-- begin Task input --

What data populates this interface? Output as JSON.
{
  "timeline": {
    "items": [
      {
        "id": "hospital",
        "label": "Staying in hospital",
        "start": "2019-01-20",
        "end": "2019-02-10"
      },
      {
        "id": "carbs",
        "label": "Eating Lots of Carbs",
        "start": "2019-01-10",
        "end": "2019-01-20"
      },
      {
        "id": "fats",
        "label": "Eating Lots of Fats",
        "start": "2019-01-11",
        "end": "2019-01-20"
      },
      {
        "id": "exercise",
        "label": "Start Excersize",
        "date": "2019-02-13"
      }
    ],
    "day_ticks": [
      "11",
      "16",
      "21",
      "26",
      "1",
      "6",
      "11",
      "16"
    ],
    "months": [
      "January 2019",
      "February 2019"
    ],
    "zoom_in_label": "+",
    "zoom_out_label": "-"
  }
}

-- end Task input --

:: Your task ::
Give the data again, exactly as it stands.

:: Full answer ::
What data populates this interface? Output as JSON.
{
  "timeline": {
    "items": [
      {
        "id": "hospital",
        "label": "Staying in hospital",
        "start": "2019-01-20",
        "end": "2019-02-10"
      },
      {
        "id": "carbs",
        "label": "Eating Lots of Carbs",
        "start": "2019-01-10",
        "end": "2019-01-20"
      },
      {
        "id": "fats",
        "label": "Eating Lots of Fats",
        "start": "2019-01-11",
        "end": "2019-01-20"
      },
      {
        "id": "exercise",
        "label": "Start Excersize",
        "date": "2019-02-13"
      }
    ],
    "day_ticks": [
      "11",
      "16",
      "21",
      "26",
      "1",
      "6",
      "11",
      "16"
    ],
    "months": [
      "January 2019",
      "February 2019"
    ],
    "zoom_in_label": "+",
    "zoom_out_label": "-"
  }
}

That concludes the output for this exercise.